▶ **Problem to work on**: Take the line that contains "Serialize everything readable" as the first line and the final line of the records as the last; return exactly those lines and the lines between.
----------
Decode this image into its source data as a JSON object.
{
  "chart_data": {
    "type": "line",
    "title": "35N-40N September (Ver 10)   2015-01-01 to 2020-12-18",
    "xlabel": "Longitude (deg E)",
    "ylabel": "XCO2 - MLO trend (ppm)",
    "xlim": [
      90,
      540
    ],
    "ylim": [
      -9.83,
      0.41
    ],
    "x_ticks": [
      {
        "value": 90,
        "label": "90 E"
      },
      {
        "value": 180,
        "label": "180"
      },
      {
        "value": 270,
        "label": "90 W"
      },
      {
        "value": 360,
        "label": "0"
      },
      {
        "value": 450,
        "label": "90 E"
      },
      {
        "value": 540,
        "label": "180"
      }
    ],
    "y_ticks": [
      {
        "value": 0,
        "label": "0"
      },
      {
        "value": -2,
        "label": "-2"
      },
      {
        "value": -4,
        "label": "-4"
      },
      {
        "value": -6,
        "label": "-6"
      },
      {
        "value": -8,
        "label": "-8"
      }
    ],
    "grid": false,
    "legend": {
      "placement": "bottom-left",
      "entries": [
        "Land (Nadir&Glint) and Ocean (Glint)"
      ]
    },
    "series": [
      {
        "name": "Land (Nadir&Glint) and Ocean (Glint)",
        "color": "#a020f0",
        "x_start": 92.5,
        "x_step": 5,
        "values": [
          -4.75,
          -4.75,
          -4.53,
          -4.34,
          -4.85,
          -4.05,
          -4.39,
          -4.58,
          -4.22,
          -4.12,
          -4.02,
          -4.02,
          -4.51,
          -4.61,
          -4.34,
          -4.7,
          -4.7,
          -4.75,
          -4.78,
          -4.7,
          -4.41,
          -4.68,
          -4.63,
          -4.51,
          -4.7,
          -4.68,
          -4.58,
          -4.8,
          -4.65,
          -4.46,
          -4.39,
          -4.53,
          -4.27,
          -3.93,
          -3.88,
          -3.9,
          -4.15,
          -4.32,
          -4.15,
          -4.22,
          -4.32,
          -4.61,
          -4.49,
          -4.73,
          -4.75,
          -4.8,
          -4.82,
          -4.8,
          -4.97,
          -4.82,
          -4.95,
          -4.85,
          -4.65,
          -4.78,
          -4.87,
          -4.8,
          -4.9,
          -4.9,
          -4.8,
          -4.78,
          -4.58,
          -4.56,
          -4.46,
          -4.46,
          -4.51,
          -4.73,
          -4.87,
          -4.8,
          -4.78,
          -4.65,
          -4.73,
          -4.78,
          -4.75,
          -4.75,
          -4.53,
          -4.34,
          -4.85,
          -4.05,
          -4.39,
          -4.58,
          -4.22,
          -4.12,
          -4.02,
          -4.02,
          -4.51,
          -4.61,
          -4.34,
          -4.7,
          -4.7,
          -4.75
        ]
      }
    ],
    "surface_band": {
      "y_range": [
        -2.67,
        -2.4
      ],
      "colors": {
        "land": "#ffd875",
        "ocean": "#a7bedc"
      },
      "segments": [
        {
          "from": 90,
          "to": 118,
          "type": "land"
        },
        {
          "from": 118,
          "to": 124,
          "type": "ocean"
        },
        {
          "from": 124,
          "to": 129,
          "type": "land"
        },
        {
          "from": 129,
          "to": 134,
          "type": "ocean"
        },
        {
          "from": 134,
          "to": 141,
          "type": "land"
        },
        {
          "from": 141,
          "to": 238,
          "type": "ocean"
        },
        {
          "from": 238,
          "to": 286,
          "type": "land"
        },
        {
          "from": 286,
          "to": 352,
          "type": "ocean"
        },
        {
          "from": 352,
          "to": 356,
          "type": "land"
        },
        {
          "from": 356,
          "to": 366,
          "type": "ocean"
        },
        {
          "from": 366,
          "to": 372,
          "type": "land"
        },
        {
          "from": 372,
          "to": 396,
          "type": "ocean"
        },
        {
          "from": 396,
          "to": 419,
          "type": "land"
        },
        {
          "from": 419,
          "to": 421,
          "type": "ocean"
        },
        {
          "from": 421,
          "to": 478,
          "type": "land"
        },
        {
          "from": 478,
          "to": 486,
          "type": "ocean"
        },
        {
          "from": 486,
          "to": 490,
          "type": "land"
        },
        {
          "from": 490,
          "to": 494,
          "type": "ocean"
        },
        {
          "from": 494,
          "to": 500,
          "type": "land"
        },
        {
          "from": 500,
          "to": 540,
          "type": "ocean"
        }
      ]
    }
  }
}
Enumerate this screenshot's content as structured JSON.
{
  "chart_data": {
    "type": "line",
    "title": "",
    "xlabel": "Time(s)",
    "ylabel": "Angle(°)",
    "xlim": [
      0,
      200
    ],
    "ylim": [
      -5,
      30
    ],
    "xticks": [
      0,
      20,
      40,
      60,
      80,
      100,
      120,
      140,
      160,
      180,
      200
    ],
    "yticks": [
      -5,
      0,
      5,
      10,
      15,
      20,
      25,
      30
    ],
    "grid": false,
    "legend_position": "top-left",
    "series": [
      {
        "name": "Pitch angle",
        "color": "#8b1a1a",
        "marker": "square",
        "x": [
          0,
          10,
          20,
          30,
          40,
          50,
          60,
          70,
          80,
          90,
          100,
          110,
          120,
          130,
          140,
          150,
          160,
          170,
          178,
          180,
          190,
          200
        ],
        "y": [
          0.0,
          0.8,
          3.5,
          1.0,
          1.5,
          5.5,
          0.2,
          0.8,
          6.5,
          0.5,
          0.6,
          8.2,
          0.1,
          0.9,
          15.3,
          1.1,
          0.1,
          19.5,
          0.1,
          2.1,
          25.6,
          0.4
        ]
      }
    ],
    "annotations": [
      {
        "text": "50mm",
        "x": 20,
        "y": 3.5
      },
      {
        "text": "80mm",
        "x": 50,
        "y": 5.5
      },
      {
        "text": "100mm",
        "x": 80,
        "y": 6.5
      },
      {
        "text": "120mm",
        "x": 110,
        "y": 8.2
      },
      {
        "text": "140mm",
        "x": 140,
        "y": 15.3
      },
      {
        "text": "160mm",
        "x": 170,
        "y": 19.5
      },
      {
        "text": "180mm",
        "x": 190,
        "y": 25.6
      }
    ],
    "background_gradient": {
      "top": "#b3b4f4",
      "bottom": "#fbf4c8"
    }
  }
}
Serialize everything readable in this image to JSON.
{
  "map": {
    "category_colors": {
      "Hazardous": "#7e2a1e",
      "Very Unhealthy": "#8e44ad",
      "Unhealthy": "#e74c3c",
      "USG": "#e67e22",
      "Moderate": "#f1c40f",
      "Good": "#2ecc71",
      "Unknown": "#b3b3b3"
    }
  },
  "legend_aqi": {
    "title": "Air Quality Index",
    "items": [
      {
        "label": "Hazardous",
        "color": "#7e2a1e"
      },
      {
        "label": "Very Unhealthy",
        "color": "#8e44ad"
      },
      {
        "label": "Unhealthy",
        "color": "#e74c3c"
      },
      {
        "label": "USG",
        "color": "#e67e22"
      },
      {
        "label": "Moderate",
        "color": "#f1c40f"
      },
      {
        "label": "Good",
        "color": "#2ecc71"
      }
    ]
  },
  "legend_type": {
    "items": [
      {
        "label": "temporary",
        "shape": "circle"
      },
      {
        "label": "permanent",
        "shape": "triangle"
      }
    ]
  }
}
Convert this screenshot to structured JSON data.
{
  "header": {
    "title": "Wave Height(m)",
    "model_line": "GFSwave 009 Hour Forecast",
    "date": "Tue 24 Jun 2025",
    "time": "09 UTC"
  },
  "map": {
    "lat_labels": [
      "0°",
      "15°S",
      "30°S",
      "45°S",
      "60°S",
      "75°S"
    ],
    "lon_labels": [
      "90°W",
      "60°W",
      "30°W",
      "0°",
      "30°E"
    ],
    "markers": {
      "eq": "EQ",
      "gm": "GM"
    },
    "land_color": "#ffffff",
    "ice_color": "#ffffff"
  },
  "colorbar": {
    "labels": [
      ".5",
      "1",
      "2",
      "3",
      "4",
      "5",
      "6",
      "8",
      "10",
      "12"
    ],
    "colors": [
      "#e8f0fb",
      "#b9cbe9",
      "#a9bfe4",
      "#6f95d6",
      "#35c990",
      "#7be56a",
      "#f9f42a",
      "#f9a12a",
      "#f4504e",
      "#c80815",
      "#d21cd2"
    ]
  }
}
----------
▶ **Finished answer**:
Serialize everything readable in this image to JSON.
{
  "map": {
    "category_colors": {
      "Hazardous": "#7e2a1e",
      "Very Unhealthy": "#8e44ad",
      "Unhealthy": "#e74c3c",
      "USG": "#e67e22",
      "Moderate": "#f1c40f",
      "Good": "#2ecc71",
      "Unknown": "#b3b3b3"
    }
  },
  "legend_aqi": {
    "title": "Air Quality Index",
    "items": [
      {
        "label": "Hazardous",
        "color": "#7e2a1e"
      },
      {
        "label": "Very Unhealthy",
        "color": "#8e44ad"
      },
      {
        "label": "Unhealthy",
        "color": "#e74c3c"
      },
      {
        "label": "USG",
        "color": "#e67e22"
      },
      {
        "label": "Moderate",
        "color": "#f1c40f"
      },
      {
        "label": "Good",
        "color": "#2ecc71"
      }
    ]
  },
  "legend_type": {
    "items": [
      {
        "label": "temporary",
        "shape": "circle"
      },
      {
        "label": "permanent",
        "shape": "triangle"
      }
    ]
  }
}
Convert this screenshot to structured JSON data.
{
  "header": {
    "title": "Wave Height(m)",
    "model_line": "GFSwave 009 Hour Forecast",
    "date": "Tue 24 Jun 2025",
    "time": "09 UTC"
  },
  "map": {
    "lat_labels": [
      "0°",
      "15°S",
      "30°S",
      "45°S",
      "60°S",
      "75°S"
    ],
    "lon_labels": [
      "90°W",
      "60°W",
      "30°W",
      "0°",
      "30°E"
    ],
    "markers": {
      "eq": "EQ",
      "gm": "GM"
    },
    "land_color": "#ffffff",
    "ice_color": "#ffffff"
  },
  "colorbar": {
    "labels": [
      ".5",
      "1",
      "2",
      "3",
      "4",
      "5",
      "6",
      "8",
      "10",
      "12"
    ],
    "colors": [
      "#e8f0fb",
      "#b9cbe9",
      "#a9bfe4",
      "#6f95d6",
      "#35c990",
      "#7be56a",
      "#f9f42a",
      "#f9a12a",
      "#f4504e",
      "#c80815",
      "#d21cd2"
    ]
  }
}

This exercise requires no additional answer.